▶ What is being asked
In the records that follow, show each line where the word "значений" is present.

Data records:
____________

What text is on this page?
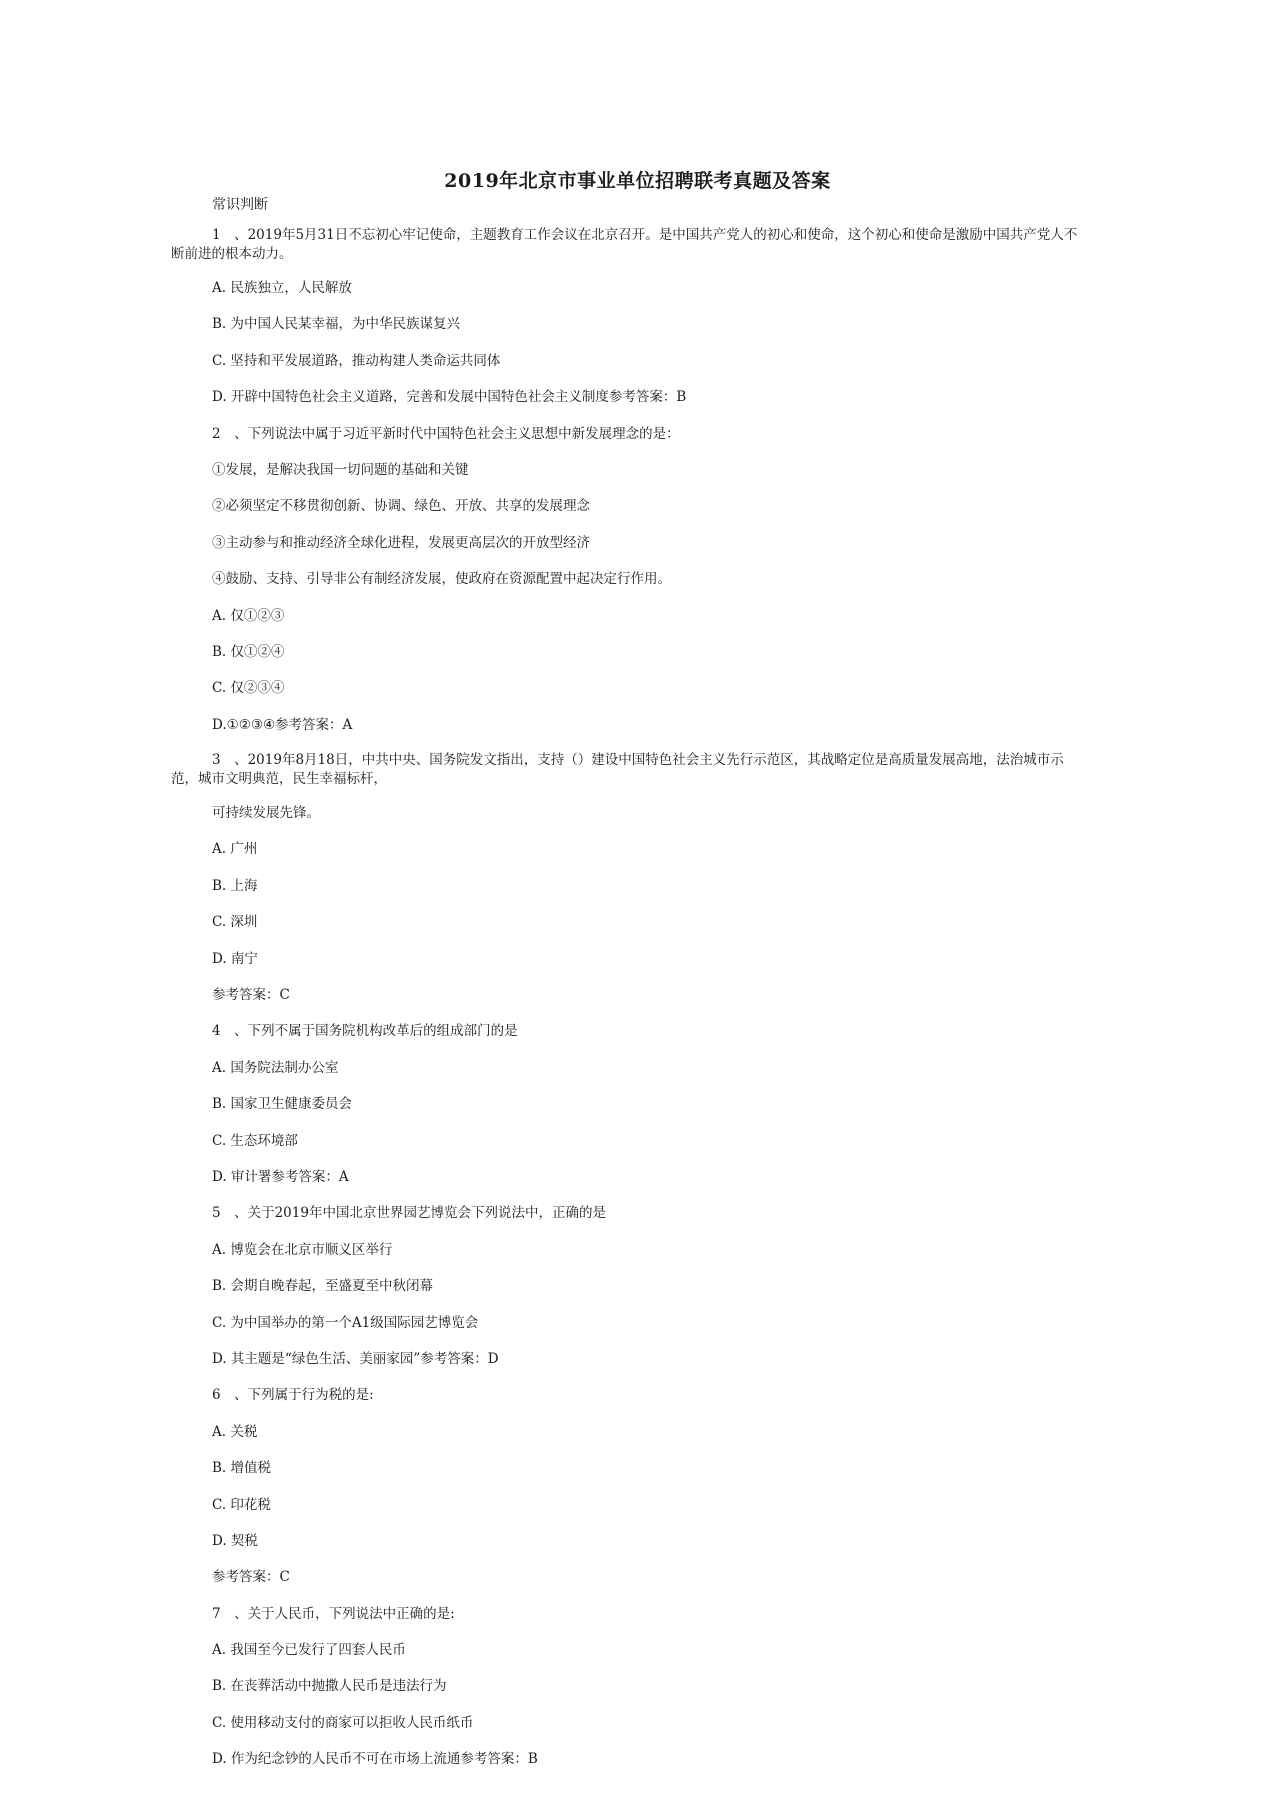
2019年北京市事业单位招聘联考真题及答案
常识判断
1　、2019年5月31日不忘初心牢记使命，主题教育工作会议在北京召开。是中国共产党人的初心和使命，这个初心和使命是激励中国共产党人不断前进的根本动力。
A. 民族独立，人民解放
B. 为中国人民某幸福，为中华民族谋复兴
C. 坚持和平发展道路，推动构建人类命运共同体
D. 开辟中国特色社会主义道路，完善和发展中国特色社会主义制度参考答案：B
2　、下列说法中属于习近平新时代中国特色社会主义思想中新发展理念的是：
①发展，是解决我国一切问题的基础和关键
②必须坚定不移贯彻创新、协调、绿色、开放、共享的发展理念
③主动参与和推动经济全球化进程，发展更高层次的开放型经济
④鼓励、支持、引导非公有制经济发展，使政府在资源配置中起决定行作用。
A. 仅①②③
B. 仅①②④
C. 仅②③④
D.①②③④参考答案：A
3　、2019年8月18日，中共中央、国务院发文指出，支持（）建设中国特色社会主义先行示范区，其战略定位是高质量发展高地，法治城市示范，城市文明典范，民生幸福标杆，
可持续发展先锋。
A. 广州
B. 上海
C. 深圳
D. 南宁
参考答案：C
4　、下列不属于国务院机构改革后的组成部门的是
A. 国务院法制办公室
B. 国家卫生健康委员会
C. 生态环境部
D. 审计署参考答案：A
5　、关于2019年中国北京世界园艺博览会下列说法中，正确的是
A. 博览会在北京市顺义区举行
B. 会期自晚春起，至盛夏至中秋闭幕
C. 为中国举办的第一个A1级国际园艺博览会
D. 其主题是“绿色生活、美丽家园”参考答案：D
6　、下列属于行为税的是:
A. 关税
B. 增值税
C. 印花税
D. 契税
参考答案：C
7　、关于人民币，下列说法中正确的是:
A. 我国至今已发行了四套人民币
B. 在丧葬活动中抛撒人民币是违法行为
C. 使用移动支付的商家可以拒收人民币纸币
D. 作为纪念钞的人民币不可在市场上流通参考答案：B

____________

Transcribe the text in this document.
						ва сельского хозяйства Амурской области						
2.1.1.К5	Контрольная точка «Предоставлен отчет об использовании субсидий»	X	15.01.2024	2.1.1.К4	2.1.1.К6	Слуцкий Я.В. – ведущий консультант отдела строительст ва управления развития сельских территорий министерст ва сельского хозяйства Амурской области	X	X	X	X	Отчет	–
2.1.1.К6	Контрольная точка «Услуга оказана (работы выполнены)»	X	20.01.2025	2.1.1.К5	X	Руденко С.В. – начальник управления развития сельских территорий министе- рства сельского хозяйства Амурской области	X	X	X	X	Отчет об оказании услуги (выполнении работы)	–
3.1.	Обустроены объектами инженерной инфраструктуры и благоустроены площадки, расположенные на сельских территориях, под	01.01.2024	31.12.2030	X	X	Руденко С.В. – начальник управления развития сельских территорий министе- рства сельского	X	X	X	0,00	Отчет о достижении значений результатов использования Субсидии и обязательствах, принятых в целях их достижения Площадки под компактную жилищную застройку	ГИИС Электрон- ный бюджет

____________

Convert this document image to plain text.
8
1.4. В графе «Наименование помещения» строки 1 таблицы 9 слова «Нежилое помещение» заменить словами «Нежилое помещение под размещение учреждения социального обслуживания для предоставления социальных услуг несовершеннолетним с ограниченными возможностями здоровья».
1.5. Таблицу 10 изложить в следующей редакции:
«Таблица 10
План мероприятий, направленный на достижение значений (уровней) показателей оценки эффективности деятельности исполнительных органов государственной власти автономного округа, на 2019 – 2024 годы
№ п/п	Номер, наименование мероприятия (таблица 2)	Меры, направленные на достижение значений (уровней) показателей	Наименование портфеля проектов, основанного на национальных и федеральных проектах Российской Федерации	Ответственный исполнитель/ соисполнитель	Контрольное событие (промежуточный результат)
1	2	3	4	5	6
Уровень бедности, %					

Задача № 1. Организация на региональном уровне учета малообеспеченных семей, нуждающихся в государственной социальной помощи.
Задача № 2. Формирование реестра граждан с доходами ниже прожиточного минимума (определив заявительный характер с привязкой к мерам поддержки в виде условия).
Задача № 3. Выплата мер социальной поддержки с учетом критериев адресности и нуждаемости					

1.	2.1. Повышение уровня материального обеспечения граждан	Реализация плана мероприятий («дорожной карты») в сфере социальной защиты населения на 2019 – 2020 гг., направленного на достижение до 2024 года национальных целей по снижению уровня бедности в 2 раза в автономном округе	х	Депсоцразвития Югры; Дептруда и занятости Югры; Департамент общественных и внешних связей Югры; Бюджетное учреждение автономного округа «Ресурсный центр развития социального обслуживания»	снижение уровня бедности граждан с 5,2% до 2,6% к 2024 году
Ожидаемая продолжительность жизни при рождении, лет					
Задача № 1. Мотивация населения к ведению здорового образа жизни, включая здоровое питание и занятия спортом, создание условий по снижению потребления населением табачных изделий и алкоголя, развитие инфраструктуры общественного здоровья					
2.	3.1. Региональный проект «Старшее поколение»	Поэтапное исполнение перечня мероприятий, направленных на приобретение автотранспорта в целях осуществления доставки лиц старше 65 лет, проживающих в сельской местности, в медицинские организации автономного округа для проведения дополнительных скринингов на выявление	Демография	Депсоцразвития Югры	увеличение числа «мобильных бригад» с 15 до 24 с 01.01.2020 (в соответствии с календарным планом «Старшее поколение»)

____________

▶ Full response
3.1.	Обустроены объектами инженерной инфраструктуры и благоустроены площадки, расположенные на сельских территориях, под	01.01.2024	31.12.2030	X	X	Руденко С.В. – начальник управления развития сельских территорий министе- рства сельского	X	X	X	0,00	Отчет о достижении значений результатов использования Субсидии и обязательствах, принятых в целях их достижения Площадки под компактную жилищную застройку	ГИИС Электрон- ный бюджет
План мероприятий, направленный на достижение значений (уровней) показателей оценки эффективности деятельности исполнительных органов государственной власти автономного округа, на 2019 – 2024 годы
№ п/п	Номер, наименование мероприятия (таблица 2)	Меры, направленные на достижение значений (уровней) показателей	Наименование портфеля проектов, основанного на национальных и федеральных проектах Российской Федерации	Ответственный исполнитель/ соисполнитель	Контрольное событие (промежуточный результат)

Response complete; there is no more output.